▸ **SET TASK**
Reproduce every entry exactly as shown.

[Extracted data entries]
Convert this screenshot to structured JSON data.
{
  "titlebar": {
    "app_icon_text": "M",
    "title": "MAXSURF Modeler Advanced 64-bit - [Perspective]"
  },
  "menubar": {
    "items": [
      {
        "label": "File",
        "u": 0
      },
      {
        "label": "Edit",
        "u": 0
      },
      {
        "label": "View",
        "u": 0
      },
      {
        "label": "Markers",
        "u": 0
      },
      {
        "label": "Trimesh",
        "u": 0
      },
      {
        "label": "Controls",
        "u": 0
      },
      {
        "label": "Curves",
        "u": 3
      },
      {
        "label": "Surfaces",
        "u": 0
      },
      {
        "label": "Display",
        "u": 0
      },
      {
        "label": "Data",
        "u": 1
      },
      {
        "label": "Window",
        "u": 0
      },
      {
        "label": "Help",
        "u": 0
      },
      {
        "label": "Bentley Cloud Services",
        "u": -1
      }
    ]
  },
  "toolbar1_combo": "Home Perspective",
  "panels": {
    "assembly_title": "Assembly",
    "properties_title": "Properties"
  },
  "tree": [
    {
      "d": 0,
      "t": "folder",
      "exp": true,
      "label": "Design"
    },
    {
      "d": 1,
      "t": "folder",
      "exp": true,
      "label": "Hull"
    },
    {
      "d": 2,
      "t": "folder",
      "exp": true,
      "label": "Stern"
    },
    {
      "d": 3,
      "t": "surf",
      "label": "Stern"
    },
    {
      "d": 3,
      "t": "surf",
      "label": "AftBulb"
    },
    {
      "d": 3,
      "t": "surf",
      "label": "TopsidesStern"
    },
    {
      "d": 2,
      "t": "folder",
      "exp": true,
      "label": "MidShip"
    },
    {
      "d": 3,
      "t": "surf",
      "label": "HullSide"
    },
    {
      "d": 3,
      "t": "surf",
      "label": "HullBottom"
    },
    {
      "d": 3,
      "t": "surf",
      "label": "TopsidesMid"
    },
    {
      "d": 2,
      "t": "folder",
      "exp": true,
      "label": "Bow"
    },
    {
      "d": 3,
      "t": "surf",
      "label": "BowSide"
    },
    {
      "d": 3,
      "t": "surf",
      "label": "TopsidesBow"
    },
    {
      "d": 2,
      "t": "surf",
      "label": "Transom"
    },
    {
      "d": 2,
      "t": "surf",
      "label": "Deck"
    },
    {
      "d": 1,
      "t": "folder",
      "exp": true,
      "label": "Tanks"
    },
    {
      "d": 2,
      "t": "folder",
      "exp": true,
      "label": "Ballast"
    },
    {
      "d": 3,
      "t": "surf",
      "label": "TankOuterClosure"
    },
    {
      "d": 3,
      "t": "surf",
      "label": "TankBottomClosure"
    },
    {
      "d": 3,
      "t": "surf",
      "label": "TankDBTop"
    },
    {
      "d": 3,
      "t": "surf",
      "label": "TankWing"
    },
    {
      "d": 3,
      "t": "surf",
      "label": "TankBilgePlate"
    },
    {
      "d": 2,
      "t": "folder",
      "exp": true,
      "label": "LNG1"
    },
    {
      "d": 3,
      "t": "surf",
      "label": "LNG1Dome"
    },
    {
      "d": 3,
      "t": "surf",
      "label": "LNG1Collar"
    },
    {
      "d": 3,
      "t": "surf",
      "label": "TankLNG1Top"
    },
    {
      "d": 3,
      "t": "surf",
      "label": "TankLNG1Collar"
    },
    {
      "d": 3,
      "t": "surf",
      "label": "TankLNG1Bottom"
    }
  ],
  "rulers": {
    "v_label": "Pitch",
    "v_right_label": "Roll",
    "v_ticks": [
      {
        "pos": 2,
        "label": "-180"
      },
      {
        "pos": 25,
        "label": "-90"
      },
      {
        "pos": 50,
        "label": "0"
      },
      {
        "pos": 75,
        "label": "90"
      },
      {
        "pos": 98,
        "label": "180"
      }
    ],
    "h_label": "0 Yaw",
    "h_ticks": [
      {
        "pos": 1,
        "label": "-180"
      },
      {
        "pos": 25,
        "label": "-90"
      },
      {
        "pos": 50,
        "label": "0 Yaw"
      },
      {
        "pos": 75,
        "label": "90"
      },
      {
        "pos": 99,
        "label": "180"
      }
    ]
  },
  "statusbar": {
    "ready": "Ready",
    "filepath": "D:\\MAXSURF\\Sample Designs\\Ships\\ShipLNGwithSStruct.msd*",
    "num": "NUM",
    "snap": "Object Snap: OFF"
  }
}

▸ **FINISHED ANSWER**
Convert this screenshot to structured JSON data.
{
  "titlebar": {
    "app_icon_text": "M",
    "title": "MAXSURF Modeler Advanced 64-bit - [Perspective]"
  },
  "menubar": {
    "items": [
      {
        "label": "File",
        "u": 0
      },
      {
        "label": "Edit",
        "u": 0
      },
      {
        "label": "View",
        "u": 0
      },
      {
        "label": "Markers",
        "u": 0
      },
      {
        "label": "Trimesh",
        "u": 0
      },
      {
        "label": "Controls",
        "u": 0
      },
      {
        "label": "Curves",
        "u": 3
      },
      {
        "label": "Surfaces",
        "u": 0
      },
      {
        "label": "Display",
        "u": 0
      },
      {
        "label": "Data",
        "u": 1
      },
      {
        "label": "Window",
        "u": 0
      },
      {
        "label": "Help",
        "u": 0
      },
      {
        "label": "Bentley Cloud Services",
        "u": -1
      }
    ]
  },
  "toolbar1_combo": "Home Perspective",
  "panels": {
    "assembly_title": "Assembly",
    "properties_title": "Properties"
  },
  "tree": [
    {
      "d": 0,
      "t": "folder",
      "exp": true,
      "label": "Design"
    },
    {
      "d": 1,
      "t": "folder",
      "exp": true,
      "label": "Hull"
    },
    {
      "d": 2,
      "t": "folder",
      "exp": true,
      "label": "Stern"
    },
    {
      "d": 3,
      "t": "surf",
      "label": "Stern"
    },
    {
      "d": 3,
      "t": "surf",
      "label": "AftBulb"
    },
    {
      "d": 3,
      "t": "surf",
      "label": "TopsidesStern"
    },
    {
      "d": 2,
      "t": "folder",
      "exp": true,
      "label": "MidShip"
    },
    {
      "d": 3,
      "t": "surf",
      "label": "HullSide"
    },
    {
      "d": 3,
      "t": "surf",
      "label": "HullBottom"
    },
    {
      "d": 3,
      "t": "surf",
      "label": "TopsidesMid"
    },
    {
      "d": 2,
      "t": "folder",
      "exp": true,
      "label": "Bow"
    },
    {
      "d": 3,
      "t": "surf",
      "label": "BowSide"
    },
    {
      "d": 3,
      "t": "surf",
      "label": "TopsidesBow"
    },
    {
      "d": 2,
      "t": "surf",
      "label": "Transom"
    },
    {
      "d": 2,
      "t": "surf",
      "label": "Deck"
    },
    {
      "d": 1,
      "t": "folder",
      "exp": true,
      "label": "Tanks"
    },
    {
      "d": 2,
      "t": "folder",
      "exp": true,
      "label": "Ballast"
    },
    {
      "d": 3,
      "t": "surf",
      "label": "TankOuterClosure"
    },
    {
      "d": 3,
      "t": "surf",
      "label": "TankBottomClosure"
    },
    {
      "d": 3,
      "t": "surf",
      "label": "TankDBTop"
    },
    {
      "d": 3,
      "t": "surf",
      "label": "TankWing"
    },
    {
      "d": 3,
      "t": "surf",
      "label": "TankBilgePlate"
    },
    {
      "d": 2,
      "t": "folder",
      "exp": true,
      "label": "LNG1"
    },
    {
      "d": 3,
      "t": "surf",
      "label": "LNG1Dome"
    },
    {
      "d": 3,
      "t": "surf",
      "label": "LNG1Collar"
    },
    {
      "d": 3,
      "t": "surf",
      "label": "TankLNG1Top"
    },
    {
      "d": 3,
      "t": "surf",
      "label": "TankLNG1Collar"
    },
    {
      "d": 3,
      "t": "surf",
      "label": "TankLNG1Bottom"
    }
  ],
  "rulers": {
    "v_label": "Pitch",
    "v_right_label": "Roll",
    "v_ticks": [
      {
        "pos": 2,
        "label": "-180"
      },
      {
        "pos": 25,
        "label": "-90"
      },
      {
        "pos": 50,
        "label": "0"
      },
      {
        "pos": 75,
        "label": "90"
      },
      {
        "pos": 98,
        "label": "180"
      }
    ],
    "h_label": "0 Yaw",
    "h_ticks": [
      {
        "pos": 1,
        "label": "-180"
      },
      {
        "pos": 25,
        "label": "-90"
      },
      {
        "pos": 50,
        "label": "0 Yaw"
      },
      {
        "pos": 75,
        "label": "90"
      },
      {
        "pos": 99,
        "label": "180"
      }
    ]
  },
  "statusbar": {
    "ready": "Ready",
    "filepath": "D:\\MAXSURF\\Sample Designs\\Ships\\ShipLNGwithSStruct.msd*",
    "num": "NUM",
    "snap": "Object Snap: OFF"
  }
}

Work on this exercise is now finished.